Data to use:
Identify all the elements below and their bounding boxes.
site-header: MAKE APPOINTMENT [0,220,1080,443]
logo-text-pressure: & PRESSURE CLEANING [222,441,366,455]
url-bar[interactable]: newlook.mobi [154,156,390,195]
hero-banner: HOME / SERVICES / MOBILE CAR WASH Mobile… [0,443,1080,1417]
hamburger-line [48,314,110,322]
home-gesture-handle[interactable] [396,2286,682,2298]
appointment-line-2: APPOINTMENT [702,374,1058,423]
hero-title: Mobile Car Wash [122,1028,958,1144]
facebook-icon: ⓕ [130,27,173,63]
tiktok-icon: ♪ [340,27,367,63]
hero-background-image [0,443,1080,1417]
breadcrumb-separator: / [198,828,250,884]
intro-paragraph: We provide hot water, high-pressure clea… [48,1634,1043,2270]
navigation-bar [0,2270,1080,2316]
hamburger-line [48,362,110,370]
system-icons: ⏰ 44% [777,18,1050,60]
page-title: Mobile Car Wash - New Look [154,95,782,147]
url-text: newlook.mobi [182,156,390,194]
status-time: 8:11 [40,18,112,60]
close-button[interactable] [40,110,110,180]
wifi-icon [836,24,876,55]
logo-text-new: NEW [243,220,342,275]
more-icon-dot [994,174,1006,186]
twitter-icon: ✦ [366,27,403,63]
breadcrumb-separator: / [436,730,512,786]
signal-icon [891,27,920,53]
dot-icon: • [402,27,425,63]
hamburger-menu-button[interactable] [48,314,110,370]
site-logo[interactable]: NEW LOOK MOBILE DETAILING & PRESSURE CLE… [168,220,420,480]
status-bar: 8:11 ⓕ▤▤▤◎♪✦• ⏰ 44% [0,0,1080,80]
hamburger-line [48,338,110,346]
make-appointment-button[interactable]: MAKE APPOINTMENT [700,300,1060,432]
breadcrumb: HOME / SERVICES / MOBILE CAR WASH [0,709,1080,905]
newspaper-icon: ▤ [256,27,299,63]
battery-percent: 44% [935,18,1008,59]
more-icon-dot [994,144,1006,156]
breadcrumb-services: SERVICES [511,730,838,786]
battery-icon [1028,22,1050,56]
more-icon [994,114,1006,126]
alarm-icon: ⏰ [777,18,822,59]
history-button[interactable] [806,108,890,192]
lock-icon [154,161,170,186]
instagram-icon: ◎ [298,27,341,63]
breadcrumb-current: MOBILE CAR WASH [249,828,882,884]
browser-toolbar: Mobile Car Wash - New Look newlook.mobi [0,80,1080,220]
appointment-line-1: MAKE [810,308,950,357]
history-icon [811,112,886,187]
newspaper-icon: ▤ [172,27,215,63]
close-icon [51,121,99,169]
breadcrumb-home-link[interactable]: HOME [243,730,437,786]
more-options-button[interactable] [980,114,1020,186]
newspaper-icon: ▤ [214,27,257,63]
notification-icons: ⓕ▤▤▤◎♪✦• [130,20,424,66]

Exercise requirements: Reproduce the data above verbatim, line by line, omitting nothing and changing no character.

Task response:
Identify all the elements below and their bounding boxes.
site-header: MAKE APPOINTMENT [0,220,1080,443]
logo-text-pressure: & PRESSURE CLEANING [222,441,366,455]
url-bar[interactable]: newlook.mobi [154,156,390,195]
hero-banner: HOME / SERVICES / MOBILE CAR WASH Mobile… [0,443,1080,1417]
hamburger-line [48,314,110,322]
home-gesture-handle[interactable] [396,2286,682,2298]
appointment-line-2: APPOINTMENT [702,374,1058,423]
hero-title: Mobile Car Wash [122,1028,958,1144]
facebook-icon: ⓕ [130,27,173,63]
tiktok-icon: ♪ [340,27,367,63]
hero-background-image [0,443,1080,1417]
breadcrumb-separator: / [198,828,250,884]
intro-paragraph: We provide hot water, high-pressure clea… [48,1634,1043,2270]
navigation-bar [0,2270,1080,2316]
hamburger-line [48,362,110,370]
system-icons: ⏰ 44% [777,18,1050,60]
page-title: Mobile Car Wash - New Look [154,95,782,147]
url-text: newlook.mobi [182,156,390,194]
status-time: 8:11 [40,18,112,60]
close-button[interactable] [40,110,110,180]
wifi-icon [836,24,876,55]
logo-text-new: NEW [243,220,342,275]
more-icon-dot [994,174,1006,186]
twitter-icon: ✦ [366,27,403,63]
breadcrumb-separator: / [436,730,512,786]
signal-icon [891,27,920,53]
dot-icon: • [402,27,425,63]
hamburger-menu-button[interactable] [48,314,110,370]
site-logo[interactable]: NEW LOOK MOBILE DETAILING & PRESSURE CLE… [168,220,420,480]
status-bar: 8:11 ⓕ▤▤▤◎♪✦• ⏰ 44% [0,0,1080,80]
hamburger-line [48,338,110,346]
make-appointment-button[interactable]: MAKE APPOINTMENT [700,300,1060,432]
breadcrumb: HOME / SERVICES / MOBILE CAR WASH [0,709,1080,905]
newspaper-icon: ▤ [256,27,299,63]
battery-percent: 44% [935,18,1008,59]
more-icon-dot [994,144,1006,156]
breadcrumb-services: SERVICES [511,730,838,786]
battery-icon [1028,22,1050,56]
more-icon [994,114,1006,126]
alarm-icon: ⏰ [777,18,822,59]
history-button[interactable] [806,108,890,192]
lock-icon [154,161,170,186]
instagram-icon: ◎ [298,27,341,63]
breadcrumb-current: MOBILE CAR WASH [249,828,882,884]
browser-toolbar: Mobile Car Wash - New Look newlook.mobi [0,80,1080,220]
appointment-line-1: MAKE [810,308,950,357]
history-icon [811,112,886,187]
newspaper-icon: ▤ [172,27,215,63]
close-icon [51,121,99,169]
breadcrumb-home-link[interactable]: HOME [243,730,437,786]
more-options-button[interactable] [980,114,1020,186]
newspaper-icon: ▤ [214,27,257,63]
notification-icons: ⓕ▤▤▤◎♪✦• [130,20,424,66]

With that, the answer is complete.